━━━ Records for this task ━━━
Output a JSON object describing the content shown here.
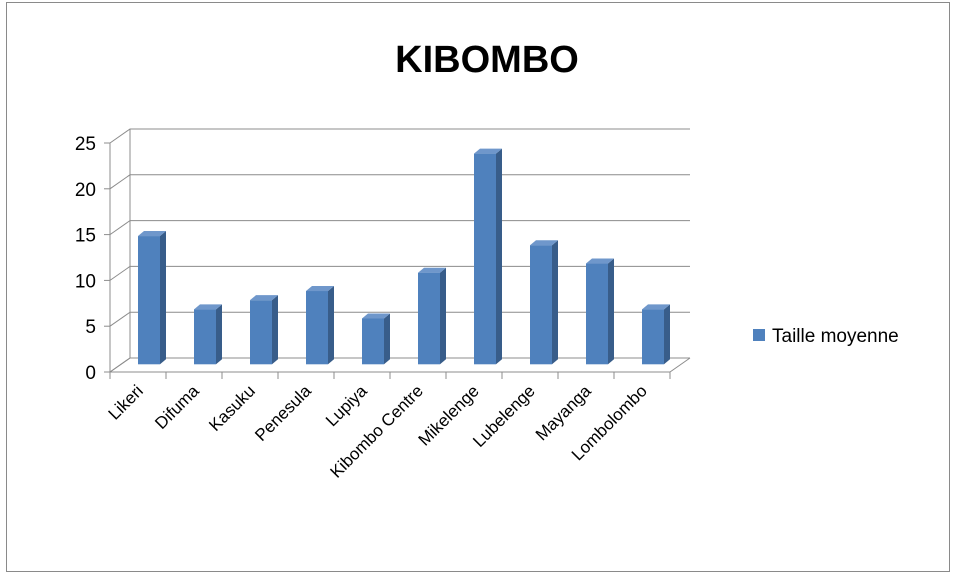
{
  "chart_data": {
    "type": "bar",
    "title": "KIBOMBO",
    "categories": [
      "Likeri",
      "Difuma",
      "Kasuku",
      "Penesula",
      "Lupiya",
      "Kibombo Centre",
      "Mikelenge",
      "Lubelenge",
      "Mayanga",
      "Lombolombo"
    ],
    "series": [
      {
        "name": "Taille moyenne",
        "values": [
          14,
          6,
          7,
          8,
          5,
          10,
          23,
          13,
          11,
          6
        ]
      }
    ],
    "ylim": [
      0,
      25
    ],
    "yticks": [
      0,
      5,
      10,
      15,
      20,
      25
    ],
    "grid": true,
    "legend": "right",
    "colors": {
      "bar_front": "#4f81bd",
      "bar_side": "#385d8a",
      "bar_top": "#6f97cb",
      "grid": "#8c8c8c"
    }
  }
}
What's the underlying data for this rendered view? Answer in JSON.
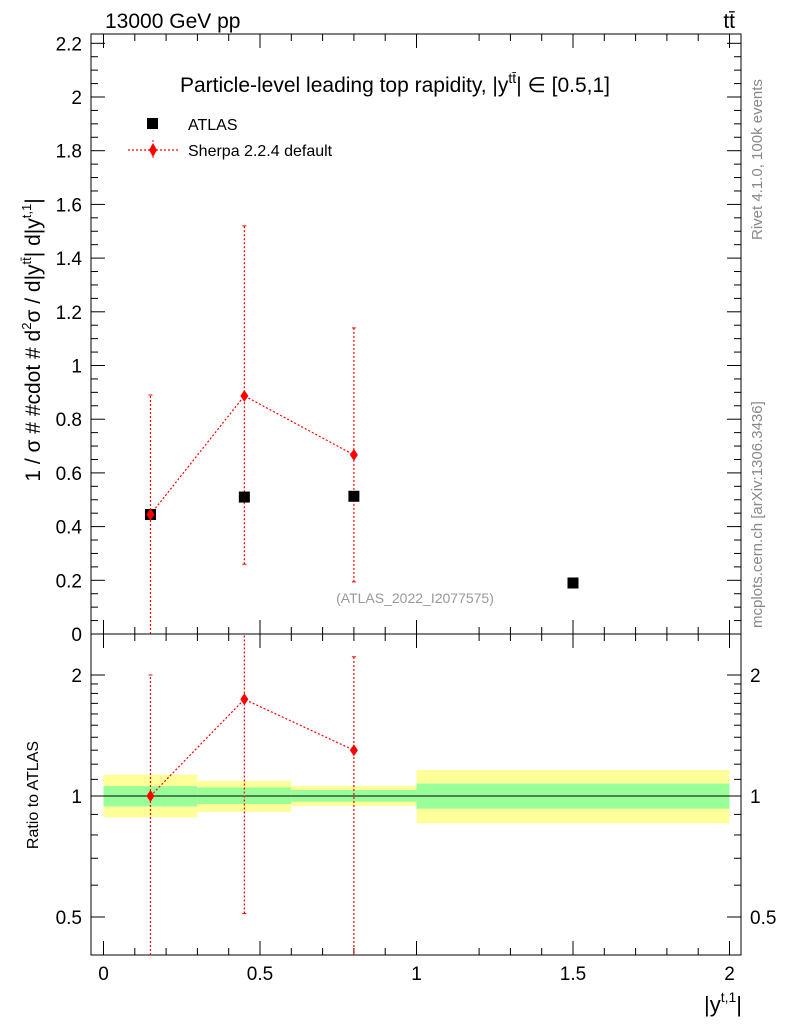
{
  "header": {
    "energy_label": "13000 GeV pp",
    "process_label": "tt̄"
  },
  "side_labels": {
    "rivet": "Rivet 4.1.0,  100k events",
    "mcplots": "mcplots.cern.ch [arXiv:1306.3436]"
  },
  "colors": {
    "atlas": "#000000",
    "sherpa": "#ff0000",
    "band_inner": "#99ff99",
    "band_outer": "#ffff99"
  },
  "chart_data": [
    {
      "type": "scatter",
      "title": "Particle-level leading top rapidity, |y^{tt̄}| ∈ [0.5,1]",
      "title_main": "Particle-level leading top rapidity, |y",
      "title_sup": "tt̄",
      "title_tail": "| ∈ [0.5,1]",
      "ylabel": "1 / σ # #cdot # d²σ / d|y^{tt̄}| d|y^{t,1}|",
      "ylabel_main": "1 / σ # #cdot # d",
      "ylabel_sup2": "2",
      "ylabel_mid": "σ / d|y",
      "ylabel_sup_tt": "tt̄",
      "ylabel_mid2": "| d|y",
      "ylabel_sup_t1": "t,1",
      "ylabel_end": "|",
      "watermark": "(ATLAS_2022_I2077575)",
      "xlim": [
        -0.05,
        2.05
      ],
      "ylim": [
        0,
        2.22
      ],
      "yticks": [
        0,
        0.2,
        0.4,
        0.6,
        0.8,
        1,
        1.2,
        1.4,
        1.6,
        1.8,
        2,
        2.2
      ],
      "ytick_labels": [
        "0",
        "0.2",
        "0.4",
        "0.6",
        "0.8",
        "1",
        "1.2",
        "1.4",
        "1.6",
        "1.8",
        "2",
        "2.2"
      ],
      "legend": [
        "ATLAS",
        "Sherpa 2.2.4 default"
      ],
      "legend_position": "top-left",
      "series": [
        {
          "name": "ATLAS",
          "x": [
            0.15,
            0.45,
            0.8,
            1.5
          ],
          "y": [
            0.445,
            0.51,
            0.513,
            0.19
          ]
        },
        {
          "name": "Sherpa 2.2.4 default",
          "x": [
            0.15,
            0.45,
            0.8
          ],
          "y": [
            0.445,
            0.887,
            0.667
          ],
          "yerr_low": [
            0.445,
            0.627,
            0.473
          ],
          "yerr_high": [
            0.445,
            0.633,
            0.473
          ]
        }
      ]
    },
    {
      "type": "scatter",
      "ylabel": "Ratio to ATLAS",
      "xlabel_main": "|y",
      "xlabel_sup": "t,1",
      "xlabel_end": "|",
      "scale": "log",
      "xlim": [
        -0.05,
        2.05
      ],
      "ylim": [
        0.43,
        2.35
      ],
      "xticks": [
        0,
        0.5,
        1,
        1.5,
        2
      ],
      "xtick_labels": [
        "0",
        "0.5",
        "1",
        "1.5",
        "2"
      ],
      "yticks": [
        0.5,
        1,
        2
      ],
      "ytick_labels": [
        "0.5",
        "1",
        "2"
      ],
      "bands": [
        {
          "x_lo": 0.0,
          "x_hi": 0.3,
          "inner_lo": 0.942,
          "inner_hi": 1.058,
          "outer_lo": 0.885,
          "outer_hi": 1.13
        },
        {
          "x_lo": 0.3,
          "x_hi": 0.6,
          "inner_lo": 0.955,
          "inner_hi": 1.05,
          "outer_lo": 0.913,
          "outer_hi": 1.09
        },
        {
          "x_lo": 0.6,
          "x_hi": 1.0,
          "inner_lo": 0.968,
          "inner_hi": 1.035,
          "outer_lo": 0.944,
          "outer_hi": 1.06
        },
        {
          "x_lo": 1.0,
          "x_hi": 2.0,
          "inner_lo": 0.93,
          "inner_hi": 1.074,
          "outer_lo": 0.855,
          "outer_hi": 1.16
        }
      ],
      "series": [
        {
          "name": "Sherpa 2.2.4 default",
          "x": [
            0.15,
            0.45,
            0.8
          ],
          "y": [
            1.0,
            1.74,
            1.3
          ],
          "yerr_low": [
            0.6,
            1.23,
            0.92
          ],
          "yerr_high": [
            1.0,
            1.25,
            0.92
          ]
        }
      ]
    }
  ]
}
━━━
Restate the data above word for word. Skip every picture.

Output a JSON object describing the content shown here.
{
  "chart_data": {
    "type": "bar",
    "title": "KIBOMBO",
    "categories": [
      "Likeri",
      "Difuma",
      "Kasuku",
      "Penesula",
      "Lupiya",
      "Kibombo Centre",
      "Mikelenge",
      "Lubelenge",
      "Mayanga",
      "Lombolombo"
    ],
    "series": [
      {
        "name": "Taille moyenne",
        "values": [
          14,
          6,
          7,
          8,
          5,
          10,
          23,
          13,
          11,
          6
        ]
      }
    ],
    "ylim": [
      0,
      25
    ],
    "yticks": [
      0,
      5,
      10,
      15,
      20,
      25
    ],
    "grid": true,
    "legend": "right",
    "colors": {
      "bar_front": "#4f81bd",
      "bar_side": "#385d8a",
      "bar_top": "#6f97cb",
      "grid": "#8c8c8c"
    }
  }
}
What's the underlying data for this rendered view? Answer in JSON.
{
  "header": {
    "energy_label": "13000 GeV pp",
    "process_label": "tt̄"
  },
  "side_labels": {
    "rivet": "Rivet 4.1.0,  100k events",
    "mcplots": "mcplots.cern.ch [arXiv:1306.3436]"
  },
  "colors": {
    "atlas": "#000000",
    "sherpa": "#ff0000",
    "band_inner": "#99ff99",
    "band_outer": "#ffff99"
  },
  "chart_data": [
    {
      "type": "scatter",
      "title": "Particle-level leading top rapidity, |y^{tt̄}| ∈ [0.5,1]",
      "title_main": "Particle-level leading top rapidity, |y",
      "title_sup": "tt̄",
      "title_tail": "| ∈ [0.5,1]",
      "ylabel": "1 / σ # #cdot # d²σ / d|y^{tt̄}| d|y^{t,1}|",
      "ylabel_main": "1 / σ # #cdot # d",
      "ylabel_sup2": "2",
      "ylabel_mid": "σ / d|y",
      "ylabel_sup_tt": "tt̄",
      "ylabel_mid2": "| d|y",
      "ylabel_sup_t1": "t,1",
      "ylabel_end": "|",
      "watermark": "(ATLAS_2022_I2077575)",
      "xlim": [
        -0.05,
        2.05
      ],
      "ylim": [
        0,
        2.22
      ],
      "yticks": [
        0,
        0.2,
        0.4,
        0.6,
        0.8,
        1,
        1.2,
        1.4,
        1.6,
        1.8,
        2,
        2.2
      ],
      "ytick_labels": [
        "0",
        "0.2",
        "0.4",
        "0.6",
        "0.8",
        "1",
        "1.2",
        "1.4",
        "1.6",
        "1.8",
        "2",
        "2.2"
      ],
      "legend": [
        "ATLAS",
        "Sherpa 2.2.4 default"
      ],
      "legend_position": "top-left",
      "series": [
        {
          "name": "ATLAS",
          "x": [
            0.15,
            0.45,
            0.8,
            1.5
          ],
          "y": [
            0.445,
            0.51,
            0.513,
            0.19
          ]
        },
        {
          "name": "Sherpa 2.2.4 default",
          "x": [
            0.15,
            0.45,
            0.8
          ],
          "y": [
            0.445,
            0.887,
            0.667
          ],
          "yerr_low": [
            0.445,
            0.627,
            0.473
          ],
          "yerr_high": [
            0.445,
            0.633,
            0.473
          ]
        }
      ]
    },
    {
      "type": "scatter",
      "ylabel": "Ratio to ATLAS",
      "xlabel_main": "|y",
      "xlabel_sup": "t,1",
      "xlabel_end": "|",
      "scale": "log",
      "xlim": [
        -0.05,
        2.05
      ],
      "ylim": [
        0.43,
        2.35
      ],
      "xticks": [
        0,
        0.5,
        1,
        1.5,
        2
      ],
      "xtick_labels": [
        "0",
        "0.5",
        "1",
        "1.5",
        "2"
      ],
      "yticks": [
        0.5,
        1,
        2
      ],
      "ytick_labels": [
        "0.5",
        "1",
        "2"
      ],
      "bands": [
        {
          "x_lo": 0.0,
          "x_hi": 0.3,
          "inner_lo": 0.942,
          "inner_hi": 1.058,
          "outer_lo": 0.885,
          "outer_hi": 1.13
        },
        {
          "x_lo": 0.3,
          "x_hi": 0.6,
          "inner_lo": 0.955,
          "inner_hi": 1.05,
          "outer_lo": 0.913,
          "outer_hi": 1.09
        },
        {
          "x_lo": 0.6,
          "x_hi": 1.0,
          "inner_lo": 0.968,
          "inner_hi": 1.035,
          "outer_lo": 0.944,
          "outer_hi": 1.06
        },
        {
          "x_lo": 1.0,
          "x_hi": 2.0,
          "inner_lo": 0.93,
          "inner_hi": 1.074,
          "outer_lo": 0.855,
          "outer_hi": 1.16
        }
      ],
      "series": [
        {
          "name": "Sherpa 2.2.4 default",
          "x": [
            0.15,
            0.45,
            0.8
          ],
          "y": [
            1.0,
            1.74,
            1.3
          ],
          "yerr_low": [
            0.6,
            1.23,
            0.92
          ],
          "yerr_high": [
            1.0,
            1.25,
            0.92
          ]
        }
      ]
    }
  ]
}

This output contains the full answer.